Short problem:
How many lines in the entries below contain "Send"? Answer with the number only.

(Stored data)
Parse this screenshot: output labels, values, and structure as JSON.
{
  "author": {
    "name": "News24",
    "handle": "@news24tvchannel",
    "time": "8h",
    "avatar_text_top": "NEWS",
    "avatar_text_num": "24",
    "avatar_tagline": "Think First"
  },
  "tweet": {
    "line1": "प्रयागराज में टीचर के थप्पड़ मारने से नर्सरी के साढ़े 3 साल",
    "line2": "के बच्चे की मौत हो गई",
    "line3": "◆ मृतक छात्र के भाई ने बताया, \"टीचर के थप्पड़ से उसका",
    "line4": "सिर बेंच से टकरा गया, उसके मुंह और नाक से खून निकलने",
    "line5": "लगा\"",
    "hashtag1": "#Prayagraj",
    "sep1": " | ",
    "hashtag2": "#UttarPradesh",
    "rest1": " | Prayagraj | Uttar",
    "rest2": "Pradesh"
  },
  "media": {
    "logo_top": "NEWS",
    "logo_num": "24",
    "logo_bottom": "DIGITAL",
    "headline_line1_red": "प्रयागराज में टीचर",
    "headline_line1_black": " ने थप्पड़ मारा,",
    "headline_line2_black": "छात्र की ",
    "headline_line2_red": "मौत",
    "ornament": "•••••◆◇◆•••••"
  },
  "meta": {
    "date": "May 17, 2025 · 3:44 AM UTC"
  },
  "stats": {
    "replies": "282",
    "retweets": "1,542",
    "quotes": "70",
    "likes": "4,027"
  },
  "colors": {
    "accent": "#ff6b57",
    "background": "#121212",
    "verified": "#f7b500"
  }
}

* * *

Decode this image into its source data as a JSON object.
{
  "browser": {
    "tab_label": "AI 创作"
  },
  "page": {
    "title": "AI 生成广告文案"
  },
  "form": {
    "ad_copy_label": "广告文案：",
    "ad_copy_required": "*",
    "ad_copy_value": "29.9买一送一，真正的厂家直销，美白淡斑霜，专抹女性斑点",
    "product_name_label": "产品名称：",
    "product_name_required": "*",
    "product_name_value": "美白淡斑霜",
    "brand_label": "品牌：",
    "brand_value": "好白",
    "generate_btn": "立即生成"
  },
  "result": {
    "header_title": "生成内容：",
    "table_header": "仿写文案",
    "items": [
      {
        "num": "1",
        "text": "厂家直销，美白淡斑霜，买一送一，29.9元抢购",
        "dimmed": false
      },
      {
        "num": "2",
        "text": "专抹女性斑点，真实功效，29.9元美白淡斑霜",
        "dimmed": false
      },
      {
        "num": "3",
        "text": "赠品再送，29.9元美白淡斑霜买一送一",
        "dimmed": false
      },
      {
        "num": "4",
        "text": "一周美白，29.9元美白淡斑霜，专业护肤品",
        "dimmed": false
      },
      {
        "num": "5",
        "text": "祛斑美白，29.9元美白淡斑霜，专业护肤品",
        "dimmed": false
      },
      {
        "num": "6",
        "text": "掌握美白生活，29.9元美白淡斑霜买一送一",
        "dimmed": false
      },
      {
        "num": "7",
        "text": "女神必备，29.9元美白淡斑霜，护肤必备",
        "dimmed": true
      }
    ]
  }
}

* * *

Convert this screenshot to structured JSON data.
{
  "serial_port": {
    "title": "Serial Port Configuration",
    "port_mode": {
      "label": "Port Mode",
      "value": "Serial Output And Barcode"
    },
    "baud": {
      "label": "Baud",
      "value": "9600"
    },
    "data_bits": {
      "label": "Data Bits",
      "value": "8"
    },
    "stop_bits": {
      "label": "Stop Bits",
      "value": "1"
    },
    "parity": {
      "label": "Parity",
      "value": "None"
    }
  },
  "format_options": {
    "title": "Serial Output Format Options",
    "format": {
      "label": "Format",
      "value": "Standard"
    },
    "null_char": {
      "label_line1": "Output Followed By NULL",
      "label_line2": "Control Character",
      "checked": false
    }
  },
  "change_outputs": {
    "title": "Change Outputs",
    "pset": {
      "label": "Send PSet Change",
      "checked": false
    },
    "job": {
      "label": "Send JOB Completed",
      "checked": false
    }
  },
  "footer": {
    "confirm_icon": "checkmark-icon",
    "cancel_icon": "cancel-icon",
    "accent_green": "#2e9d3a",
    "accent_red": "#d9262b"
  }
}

Answer to this problem:
2